§ **What this task involves**:
Repeat every line below exactly as it reads.
## Start
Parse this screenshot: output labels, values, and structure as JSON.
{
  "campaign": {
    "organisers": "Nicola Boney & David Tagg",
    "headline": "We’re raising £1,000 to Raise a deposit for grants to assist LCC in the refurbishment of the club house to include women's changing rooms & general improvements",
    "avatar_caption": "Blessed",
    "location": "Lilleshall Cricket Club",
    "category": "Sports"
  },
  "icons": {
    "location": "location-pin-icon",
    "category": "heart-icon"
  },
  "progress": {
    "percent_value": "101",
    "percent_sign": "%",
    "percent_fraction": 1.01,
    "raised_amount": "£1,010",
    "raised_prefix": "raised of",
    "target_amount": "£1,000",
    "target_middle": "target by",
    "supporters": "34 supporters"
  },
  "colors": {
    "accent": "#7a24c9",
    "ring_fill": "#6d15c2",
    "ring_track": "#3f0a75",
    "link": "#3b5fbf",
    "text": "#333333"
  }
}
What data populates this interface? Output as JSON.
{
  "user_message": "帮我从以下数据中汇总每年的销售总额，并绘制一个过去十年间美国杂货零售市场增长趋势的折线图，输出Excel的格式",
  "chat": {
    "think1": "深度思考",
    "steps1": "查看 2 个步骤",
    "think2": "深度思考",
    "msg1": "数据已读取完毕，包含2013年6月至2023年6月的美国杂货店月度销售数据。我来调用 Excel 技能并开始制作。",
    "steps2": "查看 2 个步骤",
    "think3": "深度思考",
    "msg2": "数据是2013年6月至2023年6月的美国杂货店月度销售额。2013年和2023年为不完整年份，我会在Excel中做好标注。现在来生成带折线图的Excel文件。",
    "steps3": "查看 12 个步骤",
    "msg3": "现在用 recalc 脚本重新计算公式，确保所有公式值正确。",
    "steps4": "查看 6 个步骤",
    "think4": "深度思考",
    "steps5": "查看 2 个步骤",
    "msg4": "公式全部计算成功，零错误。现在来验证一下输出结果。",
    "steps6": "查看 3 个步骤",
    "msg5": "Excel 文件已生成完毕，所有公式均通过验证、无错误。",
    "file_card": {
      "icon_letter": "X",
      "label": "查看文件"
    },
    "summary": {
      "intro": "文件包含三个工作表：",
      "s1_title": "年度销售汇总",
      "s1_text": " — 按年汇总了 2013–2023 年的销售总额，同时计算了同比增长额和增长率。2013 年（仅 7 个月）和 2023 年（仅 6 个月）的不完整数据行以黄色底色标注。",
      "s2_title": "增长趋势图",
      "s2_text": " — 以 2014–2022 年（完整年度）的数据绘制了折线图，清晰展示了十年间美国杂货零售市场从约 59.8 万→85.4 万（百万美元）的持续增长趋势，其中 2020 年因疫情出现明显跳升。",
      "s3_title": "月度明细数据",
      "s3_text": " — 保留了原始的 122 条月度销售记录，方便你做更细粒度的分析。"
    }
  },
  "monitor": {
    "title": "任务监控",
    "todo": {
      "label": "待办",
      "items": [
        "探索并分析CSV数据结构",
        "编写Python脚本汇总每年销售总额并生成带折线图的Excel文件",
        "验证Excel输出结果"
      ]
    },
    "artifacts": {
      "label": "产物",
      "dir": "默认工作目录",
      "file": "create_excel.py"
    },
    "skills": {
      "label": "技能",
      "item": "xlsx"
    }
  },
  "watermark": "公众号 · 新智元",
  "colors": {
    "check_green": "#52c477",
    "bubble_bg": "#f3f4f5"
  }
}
## End
§ **Task answer**:
Parse this screenshot: output labels, values, and structure as JSON.
{
  "campaign": {
    "organisers": "Nicola Boney & David Tagg",
    "headline": "We’re raising £1,000 to Raise a deposit for grants to assist LCC in the refurbishment of the club house to include women's changing rooms & general improvements",
    "avatar_caption": "Blessed",
    "location": "Lilleshall Cricket Club",
    "category": "Sports"
  },
  "icons": {
    "location": "location-pin-icon",
    "category": "heart-icon"
  },
  "progress": {
    "percent_value": "101",
    "percent_sign": "%",
    "percent_fraction": 1.01,
    "raised_amount": "£1,010",
    "raised_prefix": "raised of",
    "target_amount": "£1,000",
    "target_middle": "target by",
    "supporters": "34 supporters"
  },
  "colors": {
    "accent": "#7a24c9",
    "ring_fill": "#6d15c2",
    "ring_track": "#3f0a75",
    "link": "#3b5fbf",
    "text": "#333333"
  }
}
What data populates this interface? Output as JSON.
{
  "user_message": "帮我从以下数据中汇总每年的销售总额，并绘制一个过去十年间美国杂货零售市场增长趋势的折线图，输出Excel的格式",
  "chat": {
    "think1": "深度思考",
    "steps1": "查看 2 个步骤",
    "think2": "深度思考",
    "msg1": "数据已读取完毕，包含2013年6月至2023年6月的美国杂货店月度销售数据。我来调用 Excel 技能并开始制作。",
    "steps2": "查看 2 个步骤",
    "think3": "深度思考",
    "msg2": "数据是2013年6月至2023年6月的美国杂货店月度销售额。2013年和2023年为不完整年份，我会在Excel中做好标注。现在来生成带折线图的Excel文件。",
    "steps3": "查看 12 个步骤",
    "msg3": "现在用 recalc 脚本重新计算公式，确保所有公式值正确。",
    "steps4": "查看 6 个步骤",
    "think4": "深度思考",
    "steps5": "查看 2 个步骤",
    "msg4": "公式全部计算成功，零错误。现在来验证一下输出结果。",
    "steps6": "查看 3 个步骤",
    "msg5": "Excel 文件已生成完毕，所有公式均通过验证、无错误。",
    "file_card": {
      "icon_letter": "X",
      "label": "查看文件"
    },
    "summary": {
      "intro": "文件包含三个工作表：",
      "s1_title": "年度销售汇总",
      "s1_text": " — 按年汇总了 2013–2023 年的销售总额，同时计算了同比增长额和增长率。2013 年（仅 7 个月）和 2023 年（仅 6 个月）的不完整数据行以黄色底色标注。",
      "s2_title": "增长趋势图",
      "s2_text": " — 以 2014–2022 年（完整年度）的数据绘制了折线图，清晰展示了十年间美国杂货零售市场从约 59.8 万→85.4 万（百万美元）的持续增长趋势，其中 2020 年因疫情出现明显跳升。",
      "s3_title": "月度明细数据",
      "s3_text": " — 保留了原始的 122 条月度销售记录，方便你做更细粒度的分析。"
    }
  },
  "monitor": {
    "title": "任务监控",
    "todo": {
      "label": "待办",
      "items": [
        "探索并分析CSV数据结构",
        "编写Python脚本汇总每年销售总额并生成带折线图的Excel文件",
        "验证Excel输出结果"
      ]
    },
    "artifacts": {
      "label": "产物",
      "dir": "默认工作目录",
      "file": "create_excel.py"
    },
    "skills": {
      "label": "技能",
      "item": "xlsx"
    }
  },
  "watermark": "公众号 · 新智元",
  "colors": {
    "check_green": "#52c477",
    "bubble_bg": "#f3f4f5"
  }
}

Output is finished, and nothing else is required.